══ Recorded data ══

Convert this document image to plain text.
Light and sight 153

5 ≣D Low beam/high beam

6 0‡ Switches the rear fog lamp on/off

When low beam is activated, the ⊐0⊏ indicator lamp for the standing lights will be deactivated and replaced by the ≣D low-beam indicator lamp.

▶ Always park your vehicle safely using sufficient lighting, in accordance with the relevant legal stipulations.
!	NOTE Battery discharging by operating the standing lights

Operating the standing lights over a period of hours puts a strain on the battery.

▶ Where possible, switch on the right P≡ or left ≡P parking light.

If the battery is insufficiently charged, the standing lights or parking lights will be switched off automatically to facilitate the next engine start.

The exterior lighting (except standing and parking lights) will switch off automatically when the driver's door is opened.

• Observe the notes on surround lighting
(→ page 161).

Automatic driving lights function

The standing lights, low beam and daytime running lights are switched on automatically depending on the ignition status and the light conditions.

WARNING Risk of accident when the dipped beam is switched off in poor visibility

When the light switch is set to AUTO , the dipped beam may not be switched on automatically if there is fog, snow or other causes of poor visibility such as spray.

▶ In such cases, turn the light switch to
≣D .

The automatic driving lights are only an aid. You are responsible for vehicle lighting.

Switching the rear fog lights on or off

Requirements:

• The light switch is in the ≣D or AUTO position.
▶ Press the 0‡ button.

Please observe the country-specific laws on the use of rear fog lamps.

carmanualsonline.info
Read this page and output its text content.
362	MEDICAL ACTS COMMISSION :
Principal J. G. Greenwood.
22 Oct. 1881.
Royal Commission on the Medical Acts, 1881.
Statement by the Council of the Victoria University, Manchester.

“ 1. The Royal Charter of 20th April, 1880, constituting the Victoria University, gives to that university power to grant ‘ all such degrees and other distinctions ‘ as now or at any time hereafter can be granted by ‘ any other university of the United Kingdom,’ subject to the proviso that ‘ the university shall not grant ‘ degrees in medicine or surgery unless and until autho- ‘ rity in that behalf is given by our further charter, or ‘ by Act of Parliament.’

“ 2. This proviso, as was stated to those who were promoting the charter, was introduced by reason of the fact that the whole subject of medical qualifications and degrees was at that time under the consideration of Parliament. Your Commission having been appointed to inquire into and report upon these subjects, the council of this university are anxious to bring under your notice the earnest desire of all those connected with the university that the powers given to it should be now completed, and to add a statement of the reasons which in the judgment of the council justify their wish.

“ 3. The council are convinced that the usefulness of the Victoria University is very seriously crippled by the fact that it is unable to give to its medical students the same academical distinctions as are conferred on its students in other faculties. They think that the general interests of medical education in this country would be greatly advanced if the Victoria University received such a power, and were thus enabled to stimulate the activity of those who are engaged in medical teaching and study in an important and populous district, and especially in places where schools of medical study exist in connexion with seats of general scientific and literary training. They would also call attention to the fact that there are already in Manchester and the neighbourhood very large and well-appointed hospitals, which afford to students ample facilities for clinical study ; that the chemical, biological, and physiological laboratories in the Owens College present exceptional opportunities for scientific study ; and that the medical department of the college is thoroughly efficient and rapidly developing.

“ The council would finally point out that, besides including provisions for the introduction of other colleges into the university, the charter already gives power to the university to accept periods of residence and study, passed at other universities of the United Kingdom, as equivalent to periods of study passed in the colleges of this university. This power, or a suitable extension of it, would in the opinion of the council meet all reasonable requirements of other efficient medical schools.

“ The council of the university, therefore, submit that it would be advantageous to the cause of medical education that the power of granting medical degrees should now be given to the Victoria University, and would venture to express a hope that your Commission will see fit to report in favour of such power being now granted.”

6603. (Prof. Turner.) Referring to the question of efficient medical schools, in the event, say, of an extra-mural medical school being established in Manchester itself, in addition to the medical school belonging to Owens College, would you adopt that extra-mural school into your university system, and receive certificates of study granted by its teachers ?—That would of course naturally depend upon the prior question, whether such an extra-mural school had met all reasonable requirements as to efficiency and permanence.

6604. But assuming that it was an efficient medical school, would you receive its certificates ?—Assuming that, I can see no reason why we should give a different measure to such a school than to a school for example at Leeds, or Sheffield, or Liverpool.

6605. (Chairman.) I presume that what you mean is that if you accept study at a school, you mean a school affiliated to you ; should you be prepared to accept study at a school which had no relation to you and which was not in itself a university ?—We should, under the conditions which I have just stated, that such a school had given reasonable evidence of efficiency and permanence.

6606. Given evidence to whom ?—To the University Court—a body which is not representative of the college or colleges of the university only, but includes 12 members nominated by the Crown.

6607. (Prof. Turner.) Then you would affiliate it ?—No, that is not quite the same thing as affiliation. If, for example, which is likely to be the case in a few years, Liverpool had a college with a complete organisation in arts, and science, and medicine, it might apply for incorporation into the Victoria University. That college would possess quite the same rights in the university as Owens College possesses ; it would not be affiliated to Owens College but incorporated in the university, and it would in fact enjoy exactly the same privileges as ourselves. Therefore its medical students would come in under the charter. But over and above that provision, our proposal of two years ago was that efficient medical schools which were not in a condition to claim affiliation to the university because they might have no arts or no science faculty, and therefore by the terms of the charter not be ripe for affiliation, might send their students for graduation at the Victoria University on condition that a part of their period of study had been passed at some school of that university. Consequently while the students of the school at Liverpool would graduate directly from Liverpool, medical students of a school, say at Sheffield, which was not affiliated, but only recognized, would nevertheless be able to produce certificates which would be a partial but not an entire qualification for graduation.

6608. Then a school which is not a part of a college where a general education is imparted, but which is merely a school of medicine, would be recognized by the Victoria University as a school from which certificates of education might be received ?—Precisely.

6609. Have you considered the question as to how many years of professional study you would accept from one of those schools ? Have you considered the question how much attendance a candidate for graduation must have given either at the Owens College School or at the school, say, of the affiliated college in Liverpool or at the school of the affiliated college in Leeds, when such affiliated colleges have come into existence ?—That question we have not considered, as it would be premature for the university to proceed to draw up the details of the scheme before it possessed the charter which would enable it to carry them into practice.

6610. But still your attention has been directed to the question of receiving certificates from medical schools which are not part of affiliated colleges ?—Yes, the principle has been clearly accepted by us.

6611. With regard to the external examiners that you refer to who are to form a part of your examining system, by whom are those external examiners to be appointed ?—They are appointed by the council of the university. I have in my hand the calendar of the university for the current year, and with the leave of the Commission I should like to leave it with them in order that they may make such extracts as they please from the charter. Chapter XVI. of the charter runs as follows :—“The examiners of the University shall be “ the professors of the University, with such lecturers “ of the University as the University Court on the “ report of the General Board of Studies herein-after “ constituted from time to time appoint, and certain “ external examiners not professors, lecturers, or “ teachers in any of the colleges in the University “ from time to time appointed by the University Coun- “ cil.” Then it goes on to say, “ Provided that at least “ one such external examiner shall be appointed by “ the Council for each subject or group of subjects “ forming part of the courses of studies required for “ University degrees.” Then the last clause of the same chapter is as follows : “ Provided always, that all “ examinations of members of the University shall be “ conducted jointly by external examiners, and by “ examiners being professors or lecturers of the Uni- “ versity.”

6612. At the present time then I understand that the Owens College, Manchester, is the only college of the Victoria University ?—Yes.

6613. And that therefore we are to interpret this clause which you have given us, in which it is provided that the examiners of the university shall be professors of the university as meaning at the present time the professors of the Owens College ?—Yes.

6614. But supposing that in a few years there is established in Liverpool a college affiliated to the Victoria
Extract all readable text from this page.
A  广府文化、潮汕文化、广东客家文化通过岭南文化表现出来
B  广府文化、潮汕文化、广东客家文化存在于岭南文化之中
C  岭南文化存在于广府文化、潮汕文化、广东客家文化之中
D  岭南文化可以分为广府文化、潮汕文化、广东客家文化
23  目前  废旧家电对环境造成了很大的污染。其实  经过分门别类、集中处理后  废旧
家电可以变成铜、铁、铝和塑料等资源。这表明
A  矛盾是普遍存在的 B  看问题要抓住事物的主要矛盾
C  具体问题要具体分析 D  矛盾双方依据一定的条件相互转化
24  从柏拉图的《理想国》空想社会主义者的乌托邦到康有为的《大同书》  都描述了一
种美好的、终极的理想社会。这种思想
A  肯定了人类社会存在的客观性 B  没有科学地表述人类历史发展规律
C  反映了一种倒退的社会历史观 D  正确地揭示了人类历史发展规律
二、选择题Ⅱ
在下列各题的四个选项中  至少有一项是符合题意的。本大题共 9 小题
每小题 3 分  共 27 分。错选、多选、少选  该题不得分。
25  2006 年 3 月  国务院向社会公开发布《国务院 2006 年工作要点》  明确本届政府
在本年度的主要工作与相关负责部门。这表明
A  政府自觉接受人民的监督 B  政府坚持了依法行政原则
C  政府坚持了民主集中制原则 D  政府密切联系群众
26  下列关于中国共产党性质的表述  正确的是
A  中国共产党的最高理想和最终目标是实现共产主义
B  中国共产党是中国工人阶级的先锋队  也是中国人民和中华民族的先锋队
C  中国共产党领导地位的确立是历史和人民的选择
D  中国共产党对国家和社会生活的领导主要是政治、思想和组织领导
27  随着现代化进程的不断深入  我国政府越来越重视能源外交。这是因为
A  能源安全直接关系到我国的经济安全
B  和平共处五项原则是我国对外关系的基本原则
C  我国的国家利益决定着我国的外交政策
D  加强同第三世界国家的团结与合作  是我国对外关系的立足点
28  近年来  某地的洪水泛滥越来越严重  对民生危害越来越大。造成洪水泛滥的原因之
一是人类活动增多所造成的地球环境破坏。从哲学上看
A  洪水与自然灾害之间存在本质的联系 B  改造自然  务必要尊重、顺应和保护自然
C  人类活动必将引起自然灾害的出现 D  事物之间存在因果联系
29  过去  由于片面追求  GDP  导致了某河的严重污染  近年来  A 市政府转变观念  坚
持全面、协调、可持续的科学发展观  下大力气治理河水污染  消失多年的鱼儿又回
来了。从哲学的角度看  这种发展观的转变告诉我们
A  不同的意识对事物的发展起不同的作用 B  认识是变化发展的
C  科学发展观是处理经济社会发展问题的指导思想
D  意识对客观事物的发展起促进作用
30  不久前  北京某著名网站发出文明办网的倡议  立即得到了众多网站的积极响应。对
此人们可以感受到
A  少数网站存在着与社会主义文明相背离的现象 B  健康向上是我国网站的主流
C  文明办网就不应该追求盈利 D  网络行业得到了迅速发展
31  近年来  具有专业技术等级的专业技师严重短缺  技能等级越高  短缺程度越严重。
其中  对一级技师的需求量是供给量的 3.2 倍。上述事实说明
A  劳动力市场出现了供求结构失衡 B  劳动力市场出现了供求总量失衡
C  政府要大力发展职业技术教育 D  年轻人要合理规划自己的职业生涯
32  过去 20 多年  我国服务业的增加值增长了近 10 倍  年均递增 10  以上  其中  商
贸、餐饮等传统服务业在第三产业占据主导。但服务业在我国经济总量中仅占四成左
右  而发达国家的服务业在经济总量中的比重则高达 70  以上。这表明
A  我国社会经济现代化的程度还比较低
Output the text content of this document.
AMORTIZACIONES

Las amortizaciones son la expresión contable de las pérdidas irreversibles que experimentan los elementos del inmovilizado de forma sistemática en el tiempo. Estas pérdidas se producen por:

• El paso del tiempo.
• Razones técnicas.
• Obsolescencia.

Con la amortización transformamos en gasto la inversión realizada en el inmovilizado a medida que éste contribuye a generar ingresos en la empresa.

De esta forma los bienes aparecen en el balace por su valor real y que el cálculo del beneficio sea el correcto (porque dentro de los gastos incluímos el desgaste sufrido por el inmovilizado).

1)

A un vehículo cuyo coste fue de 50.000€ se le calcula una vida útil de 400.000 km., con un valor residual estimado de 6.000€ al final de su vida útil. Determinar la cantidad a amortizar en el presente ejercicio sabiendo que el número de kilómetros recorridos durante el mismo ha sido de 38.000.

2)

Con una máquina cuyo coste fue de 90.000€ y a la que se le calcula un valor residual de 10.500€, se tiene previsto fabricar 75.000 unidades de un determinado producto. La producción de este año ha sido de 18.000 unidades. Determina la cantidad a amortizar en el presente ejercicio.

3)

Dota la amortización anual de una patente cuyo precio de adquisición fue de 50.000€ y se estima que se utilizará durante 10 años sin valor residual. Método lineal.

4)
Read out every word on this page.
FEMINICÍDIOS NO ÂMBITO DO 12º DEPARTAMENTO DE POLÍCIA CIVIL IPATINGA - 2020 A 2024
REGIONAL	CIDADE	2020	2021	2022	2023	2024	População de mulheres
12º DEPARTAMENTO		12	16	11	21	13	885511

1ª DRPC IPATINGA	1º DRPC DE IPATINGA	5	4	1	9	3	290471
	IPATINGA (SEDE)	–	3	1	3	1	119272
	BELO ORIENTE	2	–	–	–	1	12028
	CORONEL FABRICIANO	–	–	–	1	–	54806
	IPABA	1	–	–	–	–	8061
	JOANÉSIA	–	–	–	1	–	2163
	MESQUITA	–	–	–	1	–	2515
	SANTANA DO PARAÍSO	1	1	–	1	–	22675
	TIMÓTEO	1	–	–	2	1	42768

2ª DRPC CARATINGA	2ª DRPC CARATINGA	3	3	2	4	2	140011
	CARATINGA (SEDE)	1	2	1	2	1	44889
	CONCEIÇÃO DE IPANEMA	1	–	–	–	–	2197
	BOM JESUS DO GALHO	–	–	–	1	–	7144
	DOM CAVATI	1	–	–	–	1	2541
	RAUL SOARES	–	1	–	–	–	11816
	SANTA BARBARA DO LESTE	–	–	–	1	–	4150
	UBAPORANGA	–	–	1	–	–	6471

═══

■ **Goal of the exercise**: The lines to collect are those holding the string "amortizar"; copy them all.

■ **Task answer**:
A un vehículo cuyo coste fue de 50.000€ se le calcula una vida útil de 400.000 km., con un valor residual estimado de 6.000€ al final de su vida útil. Determinar la cantidad a amortizar en el presente ejercicio sabiendo que el número de kilómetros recorridos durante el mismo ha sido de 38.000.
Con una máquina cuyo coste fue de 90.000€ y a la que se le calcula un valor residual de 10.500€, se tiene previsto fabricar 75.000 unidades de un determinado producto. La producción de este año ha sido de 18.000 unidades. Determina la cantidad a amortizar en el presente ejercicio.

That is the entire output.